[WHAT TO WORK ON]:
Answer these questions from the OpenGL vertex array text.
1. When is the format of the elements buffer specified?
2. What does the 6 in the glDrawElements call stand for?
3. Which vertex shader locations do positions, colors and tex_coords go to?

#### SOURCE TEXT ####

We do not need to enable the element buffers slot, it is separate from the vertex array. We don't have to specify the format of the elements buffer here, that will be done during glDrawElements in the render step.

So why all this? All these functions tell OpenGL where to look for the data for the vertices. Specifying the pointers to the correct buffer data and their layout, if we now bind the vertex array during a render step:

glUseProgram(shader.get_program_id()); // shader program with our vertex shader

glBindVertexArray(vertex_array);
glBindBuffer(GL_ELEMENT_ARRAY_BUFFER, element_buffer);
glDrawElements(GL_TRIANGLES, 6, GL_UNSIGNED_INT, 0);

Where 6 is the number of elements in the element buffer.

This is all that's needed to correctly update the in values in the vertex shader. OpenGL will move the data from our CPU-side positions, colors and tex_coords into the correct locations 0, 1 and 2 of the vertex shader respectively. We don't need to bind anything else, the vertex array remembers what we gave it and does it for us, which is why it's convenient and should be preferred in modern OpenGL.

#### PROVIDED DATA ####

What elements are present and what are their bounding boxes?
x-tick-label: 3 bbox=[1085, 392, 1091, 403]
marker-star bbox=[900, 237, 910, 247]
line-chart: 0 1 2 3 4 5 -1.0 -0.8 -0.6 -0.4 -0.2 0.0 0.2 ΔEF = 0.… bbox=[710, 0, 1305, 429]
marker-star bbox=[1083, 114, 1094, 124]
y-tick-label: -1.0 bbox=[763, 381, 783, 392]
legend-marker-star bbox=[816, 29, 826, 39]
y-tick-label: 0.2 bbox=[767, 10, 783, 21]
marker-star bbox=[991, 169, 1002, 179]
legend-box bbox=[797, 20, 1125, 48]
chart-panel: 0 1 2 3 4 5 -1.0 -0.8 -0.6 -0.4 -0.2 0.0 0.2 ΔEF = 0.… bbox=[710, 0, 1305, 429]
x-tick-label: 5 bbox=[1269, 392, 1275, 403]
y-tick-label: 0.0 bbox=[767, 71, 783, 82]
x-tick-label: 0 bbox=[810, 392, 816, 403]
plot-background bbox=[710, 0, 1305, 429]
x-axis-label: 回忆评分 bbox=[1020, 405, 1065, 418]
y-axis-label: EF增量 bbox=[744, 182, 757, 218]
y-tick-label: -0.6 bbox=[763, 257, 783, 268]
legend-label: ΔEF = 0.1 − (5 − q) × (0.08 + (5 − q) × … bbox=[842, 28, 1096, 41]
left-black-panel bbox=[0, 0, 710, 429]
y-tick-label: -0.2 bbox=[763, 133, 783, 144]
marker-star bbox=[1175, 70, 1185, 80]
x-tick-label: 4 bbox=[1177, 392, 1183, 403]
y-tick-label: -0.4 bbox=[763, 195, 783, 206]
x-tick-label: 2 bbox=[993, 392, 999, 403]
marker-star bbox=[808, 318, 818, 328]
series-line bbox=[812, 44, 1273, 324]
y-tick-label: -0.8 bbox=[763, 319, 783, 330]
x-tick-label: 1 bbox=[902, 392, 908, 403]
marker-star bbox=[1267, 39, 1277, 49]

####

[SOLUTION]:
1. During glDrawElements in the render step.
2. The number of elements in the element buffer.
3. Locations 0, 1 and 2, respectively.